● **LISTED ENTRIES**

══════════════════════════════

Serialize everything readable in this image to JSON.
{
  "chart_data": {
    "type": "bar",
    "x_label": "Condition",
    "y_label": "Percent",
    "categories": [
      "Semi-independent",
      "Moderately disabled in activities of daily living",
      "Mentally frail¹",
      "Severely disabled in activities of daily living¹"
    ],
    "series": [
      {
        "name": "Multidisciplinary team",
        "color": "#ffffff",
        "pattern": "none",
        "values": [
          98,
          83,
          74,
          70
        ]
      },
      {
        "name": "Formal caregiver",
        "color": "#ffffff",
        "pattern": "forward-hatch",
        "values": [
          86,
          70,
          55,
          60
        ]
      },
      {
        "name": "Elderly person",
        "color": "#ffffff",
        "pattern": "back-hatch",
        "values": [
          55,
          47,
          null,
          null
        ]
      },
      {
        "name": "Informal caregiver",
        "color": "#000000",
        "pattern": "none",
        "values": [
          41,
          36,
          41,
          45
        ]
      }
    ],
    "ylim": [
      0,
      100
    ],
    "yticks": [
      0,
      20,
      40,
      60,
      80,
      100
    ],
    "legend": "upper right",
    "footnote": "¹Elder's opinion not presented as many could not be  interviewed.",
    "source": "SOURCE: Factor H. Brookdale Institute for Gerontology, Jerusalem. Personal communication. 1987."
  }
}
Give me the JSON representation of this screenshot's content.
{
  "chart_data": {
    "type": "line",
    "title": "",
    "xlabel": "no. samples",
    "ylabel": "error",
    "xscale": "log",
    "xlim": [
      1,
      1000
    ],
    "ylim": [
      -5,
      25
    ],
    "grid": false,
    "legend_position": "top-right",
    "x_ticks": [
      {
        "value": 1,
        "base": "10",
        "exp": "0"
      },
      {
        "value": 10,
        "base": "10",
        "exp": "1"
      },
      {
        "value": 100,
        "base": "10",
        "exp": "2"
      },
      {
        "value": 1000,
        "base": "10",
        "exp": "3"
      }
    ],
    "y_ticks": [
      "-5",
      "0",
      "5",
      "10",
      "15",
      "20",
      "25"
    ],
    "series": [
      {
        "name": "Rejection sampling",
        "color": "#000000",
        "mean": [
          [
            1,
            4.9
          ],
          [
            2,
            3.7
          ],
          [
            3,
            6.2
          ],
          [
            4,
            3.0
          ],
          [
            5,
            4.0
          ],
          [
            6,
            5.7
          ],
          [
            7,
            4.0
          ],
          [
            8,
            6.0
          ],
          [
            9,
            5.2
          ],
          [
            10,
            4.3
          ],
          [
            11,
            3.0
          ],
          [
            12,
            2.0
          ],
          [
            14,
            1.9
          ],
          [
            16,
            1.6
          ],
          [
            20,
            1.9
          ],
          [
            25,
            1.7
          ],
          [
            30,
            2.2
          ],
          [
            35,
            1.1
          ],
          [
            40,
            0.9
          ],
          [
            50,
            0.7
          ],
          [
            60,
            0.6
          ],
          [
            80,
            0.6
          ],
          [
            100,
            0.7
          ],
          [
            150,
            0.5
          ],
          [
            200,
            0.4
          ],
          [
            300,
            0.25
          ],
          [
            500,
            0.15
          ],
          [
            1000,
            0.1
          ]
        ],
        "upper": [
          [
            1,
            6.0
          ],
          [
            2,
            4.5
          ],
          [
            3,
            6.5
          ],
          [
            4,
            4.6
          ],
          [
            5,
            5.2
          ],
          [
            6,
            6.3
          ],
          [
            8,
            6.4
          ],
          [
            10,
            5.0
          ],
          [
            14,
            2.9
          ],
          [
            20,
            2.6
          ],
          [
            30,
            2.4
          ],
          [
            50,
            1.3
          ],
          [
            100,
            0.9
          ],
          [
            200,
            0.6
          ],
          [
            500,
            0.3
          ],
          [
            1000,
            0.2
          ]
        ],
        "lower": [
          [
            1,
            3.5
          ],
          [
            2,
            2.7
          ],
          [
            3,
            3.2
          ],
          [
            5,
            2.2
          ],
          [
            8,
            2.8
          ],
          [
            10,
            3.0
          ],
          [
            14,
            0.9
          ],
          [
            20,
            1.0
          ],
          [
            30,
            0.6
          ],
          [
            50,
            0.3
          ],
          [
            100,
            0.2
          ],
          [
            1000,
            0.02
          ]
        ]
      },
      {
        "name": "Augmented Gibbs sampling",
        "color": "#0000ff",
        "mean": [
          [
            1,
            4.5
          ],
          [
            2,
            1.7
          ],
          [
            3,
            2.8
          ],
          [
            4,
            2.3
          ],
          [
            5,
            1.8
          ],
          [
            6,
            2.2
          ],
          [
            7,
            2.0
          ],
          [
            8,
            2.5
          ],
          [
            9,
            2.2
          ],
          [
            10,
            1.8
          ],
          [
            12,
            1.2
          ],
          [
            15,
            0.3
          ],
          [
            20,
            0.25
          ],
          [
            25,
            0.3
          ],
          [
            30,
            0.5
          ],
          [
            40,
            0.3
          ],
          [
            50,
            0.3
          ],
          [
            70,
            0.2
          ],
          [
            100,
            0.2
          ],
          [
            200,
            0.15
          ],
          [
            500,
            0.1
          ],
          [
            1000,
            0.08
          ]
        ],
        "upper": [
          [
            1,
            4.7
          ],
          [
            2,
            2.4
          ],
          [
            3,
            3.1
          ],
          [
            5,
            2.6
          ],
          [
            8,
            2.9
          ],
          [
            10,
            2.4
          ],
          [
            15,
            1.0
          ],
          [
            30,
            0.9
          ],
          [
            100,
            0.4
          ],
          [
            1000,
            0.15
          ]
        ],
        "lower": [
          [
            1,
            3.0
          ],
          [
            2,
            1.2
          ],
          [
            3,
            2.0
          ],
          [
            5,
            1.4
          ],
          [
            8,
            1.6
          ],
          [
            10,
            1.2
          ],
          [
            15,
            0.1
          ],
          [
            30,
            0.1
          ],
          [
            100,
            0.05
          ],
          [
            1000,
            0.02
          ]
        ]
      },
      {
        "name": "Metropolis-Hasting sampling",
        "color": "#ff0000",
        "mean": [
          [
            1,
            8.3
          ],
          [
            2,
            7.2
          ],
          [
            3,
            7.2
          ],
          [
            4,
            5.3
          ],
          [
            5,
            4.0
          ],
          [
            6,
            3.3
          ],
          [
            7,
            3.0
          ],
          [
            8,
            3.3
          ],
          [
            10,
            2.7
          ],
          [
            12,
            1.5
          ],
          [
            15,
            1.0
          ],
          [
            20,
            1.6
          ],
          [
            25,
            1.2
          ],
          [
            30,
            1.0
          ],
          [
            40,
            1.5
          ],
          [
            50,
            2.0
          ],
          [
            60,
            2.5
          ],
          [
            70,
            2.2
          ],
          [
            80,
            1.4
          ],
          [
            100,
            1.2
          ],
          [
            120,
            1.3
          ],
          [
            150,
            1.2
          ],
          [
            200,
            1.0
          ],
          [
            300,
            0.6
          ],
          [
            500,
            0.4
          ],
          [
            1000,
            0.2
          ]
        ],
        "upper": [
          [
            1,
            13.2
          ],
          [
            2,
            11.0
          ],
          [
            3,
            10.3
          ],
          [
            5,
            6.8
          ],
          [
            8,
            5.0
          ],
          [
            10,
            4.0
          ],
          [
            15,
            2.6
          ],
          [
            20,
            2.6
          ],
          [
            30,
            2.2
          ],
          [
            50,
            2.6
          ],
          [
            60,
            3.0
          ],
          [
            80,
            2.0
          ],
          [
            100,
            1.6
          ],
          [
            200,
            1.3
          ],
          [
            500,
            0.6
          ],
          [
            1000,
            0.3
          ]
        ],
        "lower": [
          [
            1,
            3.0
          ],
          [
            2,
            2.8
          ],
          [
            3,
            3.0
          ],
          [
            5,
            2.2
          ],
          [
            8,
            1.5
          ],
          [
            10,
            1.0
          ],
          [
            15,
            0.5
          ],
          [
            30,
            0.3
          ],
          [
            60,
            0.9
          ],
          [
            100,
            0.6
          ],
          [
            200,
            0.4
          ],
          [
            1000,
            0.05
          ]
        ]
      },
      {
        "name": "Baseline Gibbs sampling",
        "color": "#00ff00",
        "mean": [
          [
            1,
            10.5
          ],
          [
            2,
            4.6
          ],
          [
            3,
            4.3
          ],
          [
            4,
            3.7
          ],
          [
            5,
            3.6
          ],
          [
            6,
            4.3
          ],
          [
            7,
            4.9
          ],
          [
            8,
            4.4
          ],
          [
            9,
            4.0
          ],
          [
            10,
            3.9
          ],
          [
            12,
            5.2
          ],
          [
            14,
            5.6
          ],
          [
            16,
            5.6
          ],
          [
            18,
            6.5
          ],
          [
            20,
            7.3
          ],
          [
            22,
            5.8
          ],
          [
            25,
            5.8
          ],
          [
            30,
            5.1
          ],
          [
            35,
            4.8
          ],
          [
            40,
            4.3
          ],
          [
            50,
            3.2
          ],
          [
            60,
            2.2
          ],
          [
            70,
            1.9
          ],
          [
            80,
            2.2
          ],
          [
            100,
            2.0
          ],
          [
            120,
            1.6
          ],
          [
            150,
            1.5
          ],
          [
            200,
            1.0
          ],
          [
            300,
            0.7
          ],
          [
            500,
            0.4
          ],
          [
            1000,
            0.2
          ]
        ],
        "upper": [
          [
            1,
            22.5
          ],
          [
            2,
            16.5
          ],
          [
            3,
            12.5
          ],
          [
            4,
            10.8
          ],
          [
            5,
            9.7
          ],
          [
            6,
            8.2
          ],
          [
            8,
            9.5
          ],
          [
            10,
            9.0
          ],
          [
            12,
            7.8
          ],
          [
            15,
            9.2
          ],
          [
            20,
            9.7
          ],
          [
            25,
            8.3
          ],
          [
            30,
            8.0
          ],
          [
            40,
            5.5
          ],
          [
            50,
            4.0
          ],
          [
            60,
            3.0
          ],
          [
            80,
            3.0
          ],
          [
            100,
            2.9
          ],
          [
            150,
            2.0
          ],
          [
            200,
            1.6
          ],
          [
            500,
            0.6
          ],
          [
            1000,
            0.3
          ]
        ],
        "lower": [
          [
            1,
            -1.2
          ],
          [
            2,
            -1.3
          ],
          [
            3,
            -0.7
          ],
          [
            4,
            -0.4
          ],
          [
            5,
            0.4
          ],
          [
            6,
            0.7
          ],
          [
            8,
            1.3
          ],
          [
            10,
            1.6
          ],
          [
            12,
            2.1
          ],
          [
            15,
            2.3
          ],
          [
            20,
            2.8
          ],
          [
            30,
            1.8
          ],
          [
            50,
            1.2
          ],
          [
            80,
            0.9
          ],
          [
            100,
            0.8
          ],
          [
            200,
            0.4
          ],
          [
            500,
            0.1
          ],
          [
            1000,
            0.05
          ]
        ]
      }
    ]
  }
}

══════════════════════════════

● **EXERCISE OBJECTIVE**
Look through the data above. Find each line with the string "activities" and copy it.

● **OUTPUT OF THE EXERCISE**
      "Moderately disabled in activities of daily living",
      "Severely disabled in activities of daily living¹"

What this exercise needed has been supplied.